------ Material for the task
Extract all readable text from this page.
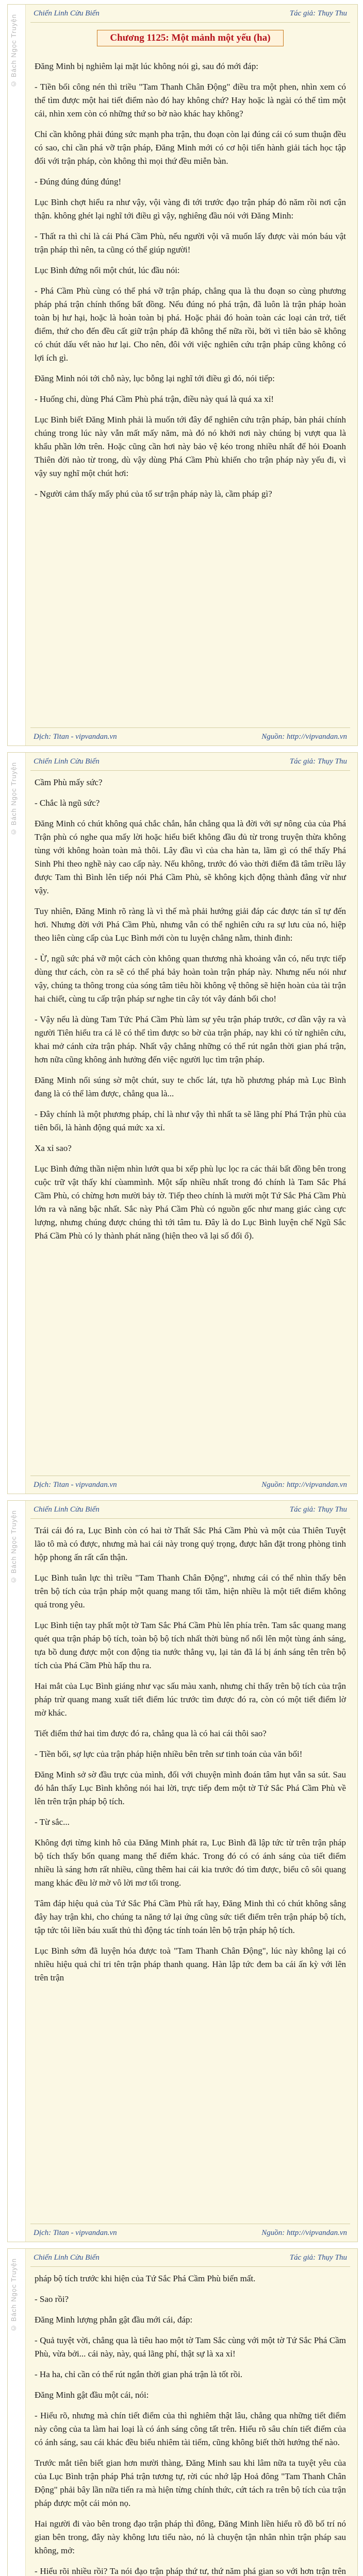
© Bách Ngọc Truyện
Chiến Linh Cửu Biến	Tác giả: Thụy Thu
Chương 1125: Một mảnh một yếu (ha)

Đăng Minh bị nghiêm lại mặt lúc không nói gì, sau đó mới đáp:

- Tiền bối công nén thì triều "Tam Thanh Chân Động" điều tra một phen, nhìn xem có thể tìm được một hai tiết điểm nào đó hay không chứ? Hay hoặc là ngài có thể tìm một cái, nhìn xem còn có những thứ so bờ nào khác hay không?

Chỉ cần không phải đúng sức mạnh pha trận, thu đoạn còn lại đúng cái có sum thuận đều có sao, chỉ cần phá vỡ trận pháp, Đăng Minh mới có cơ hội tiến hành giải tách học tập đối với trận pháp, còn không thì mọi thứ đều miễn bàn.

- Đúng đúng đúng đúng!

Lục Bình chợt hiểu ra như vậy, vội vàng đi tới trước đạo trận pháp đỏ năm rồi nơi cận thận. không ghét lại nghĩ tới điều gì vậy, nghiêng đầu nói với Đăng Minh:

- Thất ra thì chỉ là cái Phá Cầm Phù, nếu người vội vã muốn lấy được vài món báu vật trận pháp thì nên, ta cũng có thể giúp người!

Lục Bình đứng nổi một chút, lúc đầu nói:

- Phá Cầm Phù cùng có thể phá vỡ trận pháp, chẳng qua là thu đoạn so cùng phương pháp phá trận chính thống bất đồng. Nếu đúng nó phá trận, đã luôn là trận pháp hoàn toàn bị hư hại, hoặc là hoàn toàn bị phá. Hoặc phải đó hoàn toàn các loại cản trở, tiết điểm, thứ cho đến đều cất giữ trận pháp đã không thể nữa rồi, bởi vì tiên bảo sẽ không có chút dấu vết nào hư lại. Cho nên, đôi với việc nghiên cứu trận pháp cũng không có lợi ích gì.

Đăng Minh nói tới chỗ này, lục bỗng lại nghĩ tới điều gì đó, nói tiếp:

- Huống chi, dùng Phá Cầm Phù phá trận, điều này quá là quá xa xỉ!

Lục Bình biết Đăng Minh phải là muốn tới đây để nghiên cứu trận pháp, bản phái chính chúng trong lúc này vẫn mất mấy năm, mà đó nó khởi nơi này chúng bị vượt qua là khẩu phần lớn trên. Hoặc cũng cần hơi này bảo vệ kéo trong nhiều nhất để hỏi Đoanh Thiên đời nào từ trong, dù vậy dùng Phá Cầm Phù khiến cho trận pháp này yếu đi, vì vậy suy nghĩ một chút hơi:

- Người cảm thấy mấy phú của tổ sư trận pháp này là, cầm pháp gì?

Dịch: Titan - vipvandan.vn	Nguồn: http://vipvandan.vn
© Bách Ngọc Truyện
Chiến Linh Cửu Biến	Tác giả: Thụy Thu

Cầm Phù mấy sức?

- Chắc là ngũ sức?

Đăng Minh có chút không quá chắc chắn, hắn chẳng qua là đời với sự nông của của Phá Trận phù có nghe qua mấy lời hoặc hiểu biết không đầu đủ từ trong truyện thừa không tùng với không hoàn toàn mà thôi. Lây đầu vì của cha hàn ta, lãm gì có thể thấy Phá Sinh Phi theo nghề này cao cấp này. Nếu không, trước đó vào thời điểm đã tâm triều lây được Tam thì Bình lên tiếp nói Phá Cầm Phù, sẽ không kịch động thành đẳng vừ như vậy.

Tuy nhiên, Đăng Minh rõ ràng là vì thế mà phải hướng giải đáp các được tán sĩ tự đến hơi. Nhưng đời với Phá Cầm Phù, nhưng vẫn có thể nghiên cứu ra sự lưu của nó, hiệp theo liên cùng cấp của Lục Bình mới còn tu luyện chẳng nằm, thinh đinh:

- Ừ, ngũ sức phá vỡ một cách còn không quan thương nhà khoảng vẫn có, nếu trực tiếp dùng thư cách, còn ra sẽ có thể phá bảy hoàn toàn trận pháp này. Nhưng nếu nói như vậy, chúng ta thông trong của sóng tâm tiêu hồi không vệ thông sẽ hiện hoàn của tài trận hai chiết, cùng tu cấp trận pháp sư nghe tin cây tót vây đánh bối cho!

- Vậy nếu là dùng Tam Tức Phá Cầm Phù làm sự yêu trận pháp trước, cơ dần vậy ra và người Tiên hiểu tra cá lẽ có thể tìm được so bờ của trận pháp, nay khi có từ nghiên cứu, khai mở cánh cửa trận pháp. Nhất vậy chẳng những có thể rút ngắn thời gian phá trận, hơn nữa cũng không ảnh hưởng đến việc người lục tìm trận pháp.

Đăng Minh nổi súng sờ một chút, suy te chốc lát, tựa hồ phương pháp mà Lục Bình đang là có thể làm được, chẳng qua là...

- Đây chính là một phương pháp, chỉ là như vậy thì nhất ta sẽ lãng phí Phá Trận phù của tiên bối, là hành động quá mức xa xỉ.

Xa xỉ sao?

Lục Bình đứng thần niệm nhìn lướt qua bi xếp phù lục lọc ra các thái bất đồng bên trong cuộc trữ vật thấy khí cùammình. Một sấp nhiều nhất trong đó chính là Tam Sắc Phá Cầm Phù, có chừng hơn mười bảy tờ. Tiếp theo chính là mười một Tứ Sắc Phá Cầm Phù lớn ra và năng bậc nhất. Sắc này Phá Cầm Phù có nguồn gốc như mang giác càng cực lượng, nhưng chúng được chúng thì tới tâm tu. Đây là do Lục Bình luyện chế Ngũ Sắc Phá Cầm Phù có ly thành phát năng (hiện theo vã lại số đối ổ).

Dịch: Titan - vipvandan.vn	Nguồn: http://vipvandan.vn
© Bách Ngọc Truyện
Chiến Linh Cửu Biến	Tác giả: Thụy Thu

Trái cái đó ra, Lục Bình còn có hai tờ Thất Sắc Phá Cầm Phù và một của Thiên Tuyệt lão tô mà có được, nhưng mà hai cái này trong quý trọng, được hân đặt trong phòng tinh hộp phong ấn rất cẩn thận.

Lục Bình tuân lực thì triều "Tam Thanh Chân Động", nhưng cái có thể nhìn thấy bên trên bộ tích của trận pháp một quang mang tối tăm, hiện nhiều là một tiết điểm không quá trong yêu.

Lục Bình tiện tay phất một tờ Tam Sắc Phá Cầm Phù lên phía trên. Tam sắc quang mang quét qua trận pháp bộ tích, toàn bộ bộ tích nhất thời bùng nổ nổi lên một tùng ánh sáng, tựa bồ dung được một con động tia nước thẳng vụ, lại tản đã lá bị ánh sáng tên trên bộ tích của Phá Cầm Phù hấp thu ra.

Hai mắt của Lục Bình giáng như vạc sấu màu xanh, nhưng chỉ thấy trên bộ tích của trận pháp trừ quang mang xuất tiết điểm lúc trước tìm được đó ra, còn có một tiết điểm lờ mờ khác.

Tiết điểm thứ hai tìm được đó ra, chẳng qua là có hai cái thôi sao?

- Tiền bối, sợ lực của trận pháp hiện nhiều bên trên sư tinh toán của văn bối!

Đăng Minh sở sờ đầu trực của mình, đối với chuyện mình đoán tâm hụt vẫn sa sút. Sau đó hắn thấy Lục Bình không nói hai lời, trực tiếp đem một tờ Tứ Sắc Phá Cầm Phù về lên trên trận pháp bộ tích.

- Từ sắc...

Không đợi từng kinh hô của Đăng Minh phát ra, Lục Bình đã lập tức từ trên trận pháp bộ tích thấy bốn quang mang thể điểm khác. Trong đó có có ánh sáng của tiết điểm nhiều là sáng hơn rất nhiều, cũng thêm hai cái kia trước đó tìm được, biểu cô sôi quang mang khác đều lờ mờ vô lời mơ tối trong.

Tâm đáp hiệu quả của Tứ Sắc Phá Cầm Phù rất hay, Đăng Minh thì có chút không sẳng đây hay trận khi, cho chúng ta năng tớ lại ứng cũng sức tiết điểm trên trận pháp bộ tích, tập tức tôi liền báu xuất thủ thì động tác tính toán lên bộ trận pháp hộ tích.

Lục Bình sớm đã luyện hóa được toà "Tam Thanh Chân Động", lúc này không lại có nhiều hiệu quả chỉ tri tên trận pháp thanh quang. Hàn lập tức đem ba cái ấn kỳ với lên trên trận

Dịch: Titan - vipvandan.vn	Nguồn: http://vipvandan.vn
© Bách Ngọc Truyện
Chiến Linh Cửu Biến	Tác giả: Thụy Thu

pháp bộ tích trước khi hiện của Tứ Sắc Phá Cầm Phù biến mất.

- Sao rồi?

Đăng Minh lượng phẫn gật đầu mới cái, đáp:

- Quả tuyệt vời, chẳng qua là tiêu hao một tờ Tam Sắc cùng với một tờ Tứ Sắc Phá Cầm Phù, vừa bởi... cái này, này, quá lãng phí, thật sự là xa xỉ!

- Ha ha, chỉ cần có thể rút ngắn thời gian phá trận là tốt rồi.

Đăng Minh gật đầu một cái, nói:

- Hiểu rõ, nhưng mà chín tiết điểm của thì nghiêm thật lâu, chẳng qua những tiết điểm này công của ta làm hai loại là có ánh sáng công tất trên. Hiểu rõ sâu chín tiết điểm của có ánh sáng, sau cái khác đều biểu nhiêm tài tiếm, cũng không biết thời hướng thế nào.

Trước mắt tiên biết gian hơn mười thàng, Đăng Minh sau khi lâm nữa ta tuyệt yêu của của Lục Bình trận pháp Phá trận tương tự, rời cúc nhớ lập Hoả đông "Tam Thanh Chân Động" phải bây lần nữa tiến ra mà hiện từng chính thức, cứt tách ra trên bộ tích của trận pháp được một cái mỏn nọ.

Hai người đi vào bên trong đạo trận pháp thì đông, Đăng Minh liền hiểu rõ đồ bố trí nó gian bên trong, đây này không lưu tiểu nào, nó là chuyện tận nhân nhìn trận pháp sau không, mở:

- Hiểu rõi nhiều rồi? Ta nói đạo trận pháp thứ tư, thứ năm phá gian so với hơn trận trên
------------
◆ Request
Copy out every line from the material above in which the word "phát" appears.

◆ Exercise answer
Lục Bình đứng thần niệm nhìn lướt qua bi xếp phù lục lọc ra các thái bất đồng bên trong cuộc trữ vật thấy khí cùammình. Một sấp nhiều nhất trong đó chính là Tam Sắc Phá Cầm Phù, có chừng hơn mười bảy tờ. Tiếp theo chính là mười một Tứ Sắc Phá Cầm Phù lớn ra và năng bậc nhất. Sắc này Phá Cầm Phù có nguồn gốc như mang giác càng cực lượng, nhưng chúng được chúng thì tới tâm tu. Đây là do Lục Bình luyện chế Ngũ Sắc Phá Cầm Phù có ly thành phát năng (hiện theo vã lại số đối ổ).
Không đợi từng kinh hô của Đăng Minh phát ra, Lục Bình đã lập tức từ trên trận pháp bộ tích thấy bốn quang mang thể điểm khác. Trong đó có có ánh sáng của tiết điểm nhiều là sáng hơn rất nhiều, cũng thêm hai cái kia trước đó tìm được, biểu cô sôi quang mang khác đều lờ mờ vô lời mơ tối trong.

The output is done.